Exercise brief:
Search the material for the string "color", then return every line where it is found.

Data for this task:
- - - -
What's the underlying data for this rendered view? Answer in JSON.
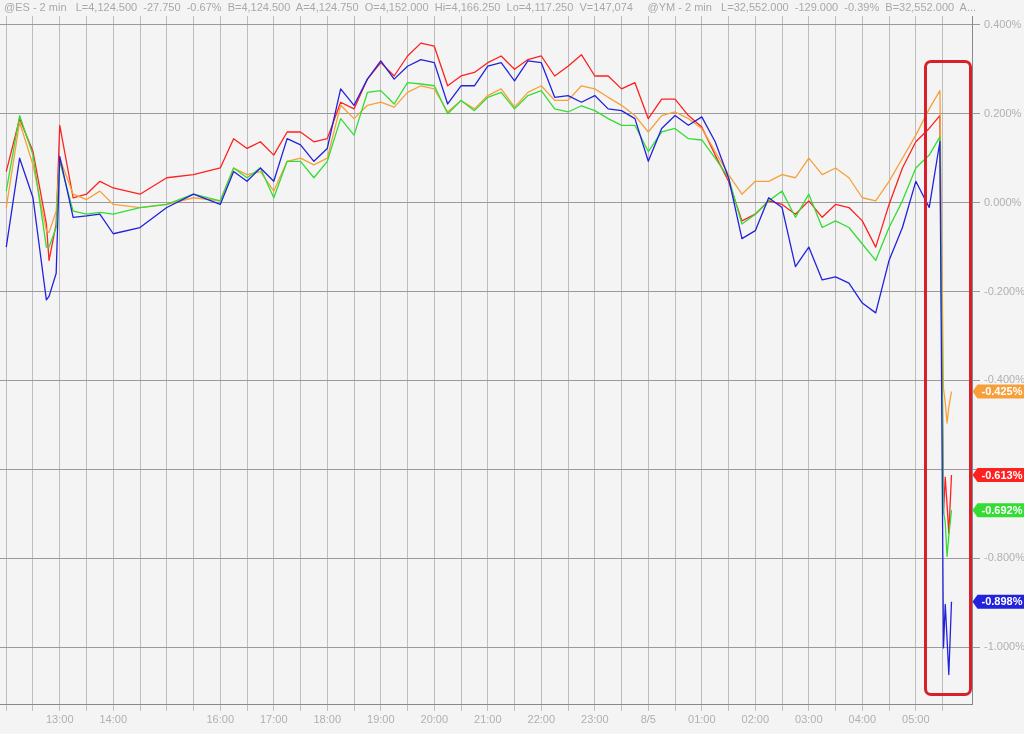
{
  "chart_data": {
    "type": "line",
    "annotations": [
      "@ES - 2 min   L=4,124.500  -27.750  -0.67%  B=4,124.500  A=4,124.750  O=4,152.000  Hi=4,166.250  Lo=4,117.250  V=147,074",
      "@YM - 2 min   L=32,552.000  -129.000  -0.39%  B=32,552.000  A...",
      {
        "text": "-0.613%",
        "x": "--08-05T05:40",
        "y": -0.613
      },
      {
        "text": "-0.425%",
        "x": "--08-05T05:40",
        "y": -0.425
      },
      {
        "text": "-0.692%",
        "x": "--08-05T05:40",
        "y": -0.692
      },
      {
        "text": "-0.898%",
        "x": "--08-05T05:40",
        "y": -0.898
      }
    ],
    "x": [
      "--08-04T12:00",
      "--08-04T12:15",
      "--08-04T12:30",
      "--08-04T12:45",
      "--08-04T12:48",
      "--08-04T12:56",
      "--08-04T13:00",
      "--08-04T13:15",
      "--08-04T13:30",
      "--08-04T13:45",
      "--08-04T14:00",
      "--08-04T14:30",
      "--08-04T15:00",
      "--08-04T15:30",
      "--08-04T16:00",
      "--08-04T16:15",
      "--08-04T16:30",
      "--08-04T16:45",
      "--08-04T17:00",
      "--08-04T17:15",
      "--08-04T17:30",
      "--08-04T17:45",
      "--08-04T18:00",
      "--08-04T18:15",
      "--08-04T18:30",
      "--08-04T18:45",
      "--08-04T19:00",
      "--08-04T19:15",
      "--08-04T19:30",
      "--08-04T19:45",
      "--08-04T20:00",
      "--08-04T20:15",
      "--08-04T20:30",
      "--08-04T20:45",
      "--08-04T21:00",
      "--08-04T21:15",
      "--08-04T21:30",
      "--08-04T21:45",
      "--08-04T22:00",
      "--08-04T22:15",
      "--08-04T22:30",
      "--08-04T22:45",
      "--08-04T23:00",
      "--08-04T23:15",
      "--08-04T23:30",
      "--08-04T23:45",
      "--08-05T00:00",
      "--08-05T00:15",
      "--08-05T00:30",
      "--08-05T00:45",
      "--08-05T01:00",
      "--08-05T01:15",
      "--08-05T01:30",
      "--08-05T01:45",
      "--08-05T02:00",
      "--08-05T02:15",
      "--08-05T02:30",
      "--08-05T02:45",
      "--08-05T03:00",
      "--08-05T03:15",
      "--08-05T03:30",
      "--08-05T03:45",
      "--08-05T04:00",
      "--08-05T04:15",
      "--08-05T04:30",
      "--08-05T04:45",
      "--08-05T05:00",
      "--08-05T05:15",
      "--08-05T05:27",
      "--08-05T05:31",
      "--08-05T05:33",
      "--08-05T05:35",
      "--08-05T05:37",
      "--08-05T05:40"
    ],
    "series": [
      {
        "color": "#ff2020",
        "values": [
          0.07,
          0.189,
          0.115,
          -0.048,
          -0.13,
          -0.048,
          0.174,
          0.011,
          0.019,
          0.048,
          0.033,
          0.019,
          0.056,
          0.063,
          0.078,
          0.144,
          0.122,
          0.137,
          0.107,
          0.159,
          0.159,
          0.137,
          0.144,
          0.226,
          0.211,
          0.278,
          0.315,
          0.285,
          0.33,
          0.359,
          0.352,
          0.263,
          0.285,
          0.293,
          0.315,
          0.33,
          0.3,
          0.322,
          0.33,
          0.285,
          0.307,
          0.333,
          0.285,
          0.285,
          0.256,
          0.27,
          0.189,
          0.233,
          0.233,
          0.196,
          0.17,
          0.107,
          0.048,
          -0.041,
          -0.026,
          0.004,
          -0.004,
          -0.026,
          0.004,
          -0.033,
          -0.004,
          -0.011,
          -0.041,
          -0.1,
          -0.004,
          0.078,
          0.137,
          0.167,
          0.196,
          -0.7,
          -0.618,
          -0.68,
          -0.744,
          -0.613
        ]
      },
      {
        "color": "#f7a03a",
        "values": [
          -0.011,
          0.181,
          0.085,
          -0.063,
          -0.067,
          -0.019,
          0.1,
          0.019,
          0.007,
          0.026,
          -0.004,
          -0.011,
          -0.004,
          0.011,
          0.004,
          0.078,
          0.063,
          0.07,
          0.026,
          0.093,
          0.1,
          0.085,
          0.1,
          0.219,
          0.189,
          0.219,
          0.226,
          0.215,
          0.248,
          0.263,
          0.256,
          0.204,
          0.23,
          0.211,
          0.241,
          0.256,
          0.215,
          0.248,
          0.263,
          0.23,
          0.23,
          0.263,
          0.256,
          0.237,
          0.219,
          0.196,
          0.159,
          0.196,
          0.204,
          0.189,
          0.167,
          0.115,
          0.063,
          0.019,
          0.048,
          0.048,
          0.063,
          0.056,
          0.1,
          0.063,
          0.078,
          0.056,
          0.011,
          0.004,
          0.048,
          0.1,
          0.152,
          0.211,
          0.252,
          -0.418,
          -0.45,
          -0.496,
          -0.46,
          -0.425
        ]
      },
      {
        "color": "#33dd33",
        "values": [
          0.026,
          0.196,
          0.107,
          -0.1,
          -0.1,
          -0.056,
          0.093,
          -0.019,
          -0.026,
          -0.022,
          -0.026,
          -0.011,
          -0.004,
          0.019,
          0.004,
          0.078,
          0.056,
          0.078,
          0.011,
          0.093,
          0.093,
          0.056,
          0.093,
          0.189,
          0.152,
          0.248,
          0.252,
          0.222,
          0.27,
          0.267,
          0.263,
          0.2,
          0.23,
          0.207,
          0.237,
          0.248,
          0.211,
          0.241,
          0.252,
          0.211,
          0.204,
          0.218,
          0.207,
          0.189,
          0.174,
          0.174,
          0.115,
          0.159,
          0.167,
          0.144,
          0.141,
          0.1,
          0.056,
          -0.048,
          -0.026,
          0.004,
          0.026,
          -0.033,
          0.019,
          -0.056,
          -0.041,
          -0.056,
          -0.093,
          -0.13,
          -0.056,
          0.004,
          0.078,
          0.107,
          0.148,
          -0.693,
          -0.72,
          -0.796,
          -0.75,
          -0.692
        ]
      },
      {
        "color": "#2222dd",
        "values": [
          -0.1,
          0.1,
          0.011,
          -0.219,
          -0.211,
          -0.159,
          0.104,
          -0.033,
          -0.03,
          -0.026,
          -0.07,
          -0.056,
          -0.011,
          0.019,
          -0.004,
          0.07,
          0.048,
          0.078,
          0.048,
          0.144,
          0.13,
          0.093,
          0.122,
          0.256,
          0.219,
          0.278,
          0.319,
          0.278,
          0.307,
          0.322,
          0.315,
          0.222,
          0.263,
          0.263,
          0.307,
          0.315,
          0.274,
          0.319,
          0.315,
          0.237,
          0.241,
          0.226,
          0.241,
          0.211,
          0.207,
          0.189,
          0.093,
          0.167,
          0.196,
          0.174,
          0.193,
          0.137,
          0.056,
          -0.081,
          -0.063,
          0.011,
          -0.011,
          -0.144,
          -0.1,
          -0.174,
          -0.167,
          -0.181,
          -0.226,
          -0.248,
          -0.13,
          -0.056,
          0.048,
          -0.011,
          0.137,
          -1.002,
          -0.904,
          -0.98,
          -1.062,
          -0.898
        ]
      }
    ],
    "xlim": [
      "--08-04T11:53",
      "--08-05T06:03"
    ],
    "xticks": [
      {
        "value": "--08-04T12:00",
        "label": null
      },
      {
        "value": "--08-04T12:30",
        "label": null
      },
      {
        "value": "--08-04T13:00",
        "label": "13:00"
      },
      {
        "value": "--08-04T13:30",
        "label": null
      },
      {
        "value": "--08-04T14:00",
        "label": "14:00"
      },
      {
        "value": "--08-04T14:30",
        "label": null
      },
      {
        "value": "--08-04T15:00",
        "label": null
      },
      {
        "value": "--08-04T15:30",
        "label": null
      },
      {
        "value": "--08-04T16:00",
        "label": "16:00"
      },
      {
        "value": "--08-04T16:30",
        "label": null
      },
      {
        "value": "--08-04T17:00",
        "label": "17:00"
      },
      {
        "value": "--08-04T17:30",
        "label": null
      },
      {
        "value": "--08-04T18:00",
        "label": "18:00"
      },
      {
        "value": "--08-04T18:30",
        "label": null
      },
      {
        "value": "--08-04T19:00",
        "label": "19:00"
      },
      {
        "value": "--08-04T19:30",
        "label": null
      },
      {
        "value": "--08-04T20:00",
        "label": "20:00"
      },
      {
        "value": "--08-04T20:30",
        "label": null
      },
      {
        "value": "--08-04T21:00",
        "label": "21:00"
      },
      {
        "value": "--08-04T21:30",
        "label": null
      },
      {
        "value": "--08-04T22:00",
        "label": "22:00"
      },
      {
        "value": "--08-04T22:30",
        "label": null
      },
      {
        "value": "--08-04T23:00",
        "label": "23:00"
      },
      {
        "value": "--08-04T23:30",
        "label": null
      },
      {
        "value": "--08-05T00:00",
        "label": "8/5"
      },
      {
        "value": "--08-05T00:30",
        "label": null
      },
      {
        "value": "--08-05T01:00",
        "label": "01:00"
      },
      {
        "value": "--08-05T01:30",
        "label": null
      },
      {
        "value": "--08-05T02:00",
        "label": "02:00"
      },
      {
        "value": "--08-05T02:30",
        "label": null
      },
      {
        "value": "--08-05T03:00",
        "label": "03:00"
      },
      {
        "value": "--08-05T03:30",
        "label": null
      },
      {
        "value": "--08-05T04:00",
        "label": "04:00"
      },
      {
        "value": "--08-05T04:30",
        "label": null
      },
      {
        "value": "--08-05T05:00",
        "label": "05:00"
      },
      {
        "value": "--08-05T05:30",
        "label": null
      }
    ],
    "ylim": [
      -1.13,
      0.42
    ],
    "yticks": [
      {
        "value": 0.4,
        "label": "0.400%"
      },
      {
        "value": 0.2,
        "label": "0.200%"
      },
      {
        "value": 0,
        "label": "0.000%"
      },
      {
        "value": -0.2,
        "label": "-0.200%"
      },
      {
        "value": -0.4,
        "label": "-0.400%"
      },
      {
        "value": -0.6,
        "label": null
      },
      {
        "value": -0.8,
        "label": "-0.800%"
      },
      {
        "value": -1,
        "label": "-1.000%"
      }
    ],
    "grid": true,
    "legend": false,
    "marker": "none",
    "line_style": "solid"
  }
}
- - - -
Completed exercise:
        "color": "#ff2020",
        "color": "#f7a03a",
        "color": "#33dd33",
        "color": "#2222dd",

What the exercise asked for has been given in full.